Rows from a dataset

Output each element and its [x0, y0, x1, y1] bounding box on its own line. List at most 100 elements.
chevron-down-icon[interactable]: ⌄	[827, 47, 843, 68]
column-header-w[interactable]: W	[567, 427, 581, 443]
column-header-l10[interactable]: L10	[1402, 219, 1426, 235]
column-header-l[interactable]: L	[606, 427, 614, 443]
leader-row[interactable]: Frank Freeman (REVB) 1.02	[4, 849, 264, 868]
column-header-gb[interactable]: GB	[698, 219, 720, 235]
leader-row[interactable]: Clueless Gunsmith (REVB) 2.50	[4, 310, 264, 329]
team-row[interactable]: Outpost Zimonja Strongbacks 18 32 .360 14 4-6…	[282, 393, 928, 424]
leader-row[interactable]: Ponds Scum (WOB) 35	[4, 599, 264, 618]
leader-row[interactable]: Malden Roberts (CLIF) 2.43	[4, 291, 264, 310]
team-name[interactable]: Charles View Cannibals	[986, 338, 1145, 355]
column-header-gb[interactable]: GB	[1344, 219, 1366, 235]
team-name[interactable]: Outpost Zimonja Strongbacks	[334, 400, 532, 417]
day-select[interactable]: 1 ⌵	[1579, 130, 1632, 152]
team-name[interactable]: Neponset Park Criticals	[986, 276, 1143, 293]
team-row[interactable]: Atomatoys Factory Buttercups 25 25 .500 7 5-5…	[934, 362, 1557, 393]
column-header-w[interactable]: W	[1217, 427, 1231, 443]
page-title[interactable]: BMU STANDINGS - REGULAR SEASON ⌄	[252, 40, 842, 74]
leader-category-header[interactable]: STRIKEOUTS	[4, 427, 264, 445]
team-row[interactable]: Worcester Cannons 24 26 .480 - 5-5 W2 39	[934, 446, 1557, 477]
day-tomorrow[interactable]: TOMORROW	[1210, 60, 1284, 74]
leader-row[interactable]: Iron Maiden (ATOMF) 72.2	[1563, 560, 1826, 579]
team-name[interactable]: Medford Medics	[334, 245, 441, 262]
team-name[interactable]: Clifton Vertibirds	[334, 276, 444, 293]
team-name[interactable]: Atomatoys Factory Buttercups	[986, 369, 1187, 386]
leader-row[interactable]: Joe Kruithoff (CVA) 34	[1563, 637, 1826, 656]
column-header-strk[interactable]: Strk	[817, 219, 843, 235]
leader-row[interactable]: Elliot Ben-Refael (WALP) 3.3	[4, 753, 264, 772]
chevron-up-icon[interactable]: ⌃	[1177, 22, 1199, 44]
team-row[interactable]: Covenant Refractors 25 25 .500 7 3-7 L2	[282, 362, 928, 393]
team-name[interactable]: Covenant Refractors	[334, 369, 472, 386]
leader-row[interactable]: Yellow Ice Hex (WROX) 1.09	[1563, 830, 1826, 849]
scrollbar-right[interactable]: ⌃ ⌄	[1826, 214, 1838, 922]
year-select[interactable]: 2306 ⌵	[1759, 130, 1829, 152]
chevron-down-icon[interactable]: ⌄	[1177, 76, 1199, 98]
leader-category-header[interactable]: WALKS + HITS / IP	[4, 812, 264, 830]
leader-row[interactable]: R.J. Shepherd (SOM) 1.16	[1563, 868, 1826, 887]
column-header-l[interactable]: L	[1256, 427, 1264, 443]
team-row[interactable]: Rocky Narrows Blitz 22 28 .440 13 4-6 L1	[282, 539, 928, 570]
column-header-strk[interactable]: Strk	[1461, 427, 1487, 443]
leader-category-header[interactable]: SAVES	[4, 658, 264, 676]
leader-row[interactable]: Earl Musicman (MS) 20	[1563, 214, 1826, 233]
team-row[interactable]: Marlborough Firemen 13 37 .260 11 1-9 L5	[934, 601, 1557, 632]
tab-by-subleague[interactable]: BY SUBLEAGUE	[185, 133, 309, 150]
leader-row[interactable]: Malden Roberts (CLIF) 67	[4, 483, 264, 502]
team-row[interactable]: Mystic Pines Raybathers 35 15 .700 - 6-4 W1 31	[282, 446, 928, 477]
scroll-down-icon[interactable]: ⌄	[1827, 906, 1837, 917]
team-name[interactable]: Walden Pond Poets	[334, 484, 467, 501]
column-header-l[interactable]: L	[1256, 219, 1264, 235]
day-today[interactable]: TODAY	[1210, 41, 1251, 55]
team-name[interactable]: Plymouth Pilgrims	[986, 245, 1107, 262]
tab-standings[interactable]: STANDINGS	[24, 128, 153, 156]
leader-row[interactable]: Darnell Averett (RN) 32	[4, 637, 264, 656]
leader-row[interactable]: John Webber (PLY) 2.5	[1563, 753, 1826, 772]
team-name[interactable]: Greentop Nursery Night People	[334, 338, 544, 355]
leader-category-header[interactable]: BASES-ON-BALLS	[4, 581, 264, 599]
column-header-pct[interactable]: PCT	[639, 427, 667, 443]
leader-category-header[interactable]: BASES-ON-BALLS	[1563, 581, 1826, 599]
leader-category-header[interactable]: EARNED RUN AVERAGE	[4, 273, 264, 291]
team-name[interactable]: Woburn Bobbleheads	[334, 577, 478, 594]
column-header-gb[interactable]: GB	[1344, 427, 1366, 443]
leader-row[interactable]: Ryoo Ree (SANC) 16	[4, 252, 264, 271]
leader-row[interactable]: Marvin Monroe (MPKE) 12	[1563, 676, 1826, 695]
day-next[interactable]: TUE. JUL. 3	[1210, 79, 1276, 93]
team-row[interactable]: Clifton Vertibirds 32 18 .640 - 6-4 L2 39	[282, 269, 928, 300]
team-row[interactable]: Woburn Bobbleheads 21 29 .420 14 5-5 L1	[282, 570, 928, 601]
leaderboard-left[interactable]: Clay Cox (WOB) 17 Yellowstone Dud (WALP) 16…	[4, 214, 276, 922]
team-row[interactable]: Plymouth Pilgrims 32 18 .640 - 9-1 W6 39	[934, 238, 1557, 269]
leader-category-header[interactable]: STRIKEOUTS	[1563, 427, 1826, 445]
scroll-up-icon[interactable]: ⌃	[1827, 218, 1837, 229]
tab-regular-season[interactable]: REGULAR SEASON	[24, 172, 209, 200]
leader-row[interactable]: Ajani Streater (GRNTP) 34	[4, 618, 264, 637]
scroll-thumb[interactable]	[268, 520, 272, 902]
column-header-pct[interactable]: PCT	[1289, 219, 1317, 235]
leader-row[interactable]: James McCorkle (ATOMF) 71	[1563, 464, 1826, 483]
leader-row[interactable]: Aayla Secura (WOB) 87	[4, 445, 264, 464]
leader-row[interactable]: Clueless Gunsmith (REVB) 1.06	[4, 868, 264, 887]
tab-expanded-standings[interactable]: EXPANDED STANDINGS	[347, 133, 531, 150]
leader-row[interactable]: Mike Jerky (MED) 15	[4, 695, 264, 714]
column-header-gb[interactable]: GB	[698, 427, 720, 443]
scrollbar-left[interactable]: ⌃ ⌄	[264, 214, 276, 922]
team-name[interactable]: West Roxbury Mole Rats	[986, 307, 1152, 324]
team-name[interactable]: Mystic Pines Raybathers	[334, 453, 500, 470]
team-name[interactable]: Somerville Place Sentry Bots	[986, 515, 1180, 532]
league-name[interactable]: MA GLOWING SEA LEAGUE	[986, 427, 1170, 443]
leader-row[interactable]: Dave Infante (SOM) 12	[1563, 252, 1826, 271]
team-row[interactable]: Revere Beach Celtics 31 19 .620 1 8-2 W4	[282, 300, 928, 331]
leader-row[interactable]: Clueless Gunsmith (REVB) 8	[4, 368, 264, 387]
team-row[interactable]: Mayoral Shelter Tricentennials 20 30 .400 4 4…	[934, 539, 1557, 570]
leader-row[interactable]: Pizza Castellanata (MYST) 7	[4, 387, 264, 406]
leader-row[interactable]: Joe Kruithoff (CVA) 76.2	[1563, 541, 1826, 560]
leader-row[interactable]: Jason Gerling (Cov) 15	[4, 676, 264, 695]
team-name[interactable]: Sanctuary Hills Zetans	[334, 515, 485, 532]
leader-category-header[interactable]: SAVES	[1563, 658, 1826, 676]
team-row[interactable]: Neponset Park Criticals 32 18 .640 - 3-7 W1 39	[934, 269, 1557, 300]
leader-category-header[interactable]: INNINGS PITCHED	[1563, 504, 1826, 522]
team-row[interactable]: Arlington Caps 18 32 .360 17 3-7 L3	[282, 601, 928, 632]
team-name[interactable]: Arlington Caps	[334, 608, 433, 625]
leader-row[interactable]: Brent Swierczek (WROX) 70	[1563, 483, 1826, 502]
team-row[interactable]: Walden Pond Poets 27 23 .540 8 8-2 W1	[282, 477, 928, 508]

WHAT NEEDS TO BE DONE.
Identify each line in the records above that contains the word "Gunsmith", matching case exactly, and copy every such line in full.

ANSWER TO THIS PROBLEM.
leader-row[interactable]: Clueless Gunsmith (REVB) 2.50	[4, 310, 264, 329]
leader-row[interactable]: Clueless Gunsmith (REVB) 1.06	[4, 868, 264, 887]
leader-row[interactable]: Clueless Gunsmith (REVB) 8	[4, 368, 264, 387]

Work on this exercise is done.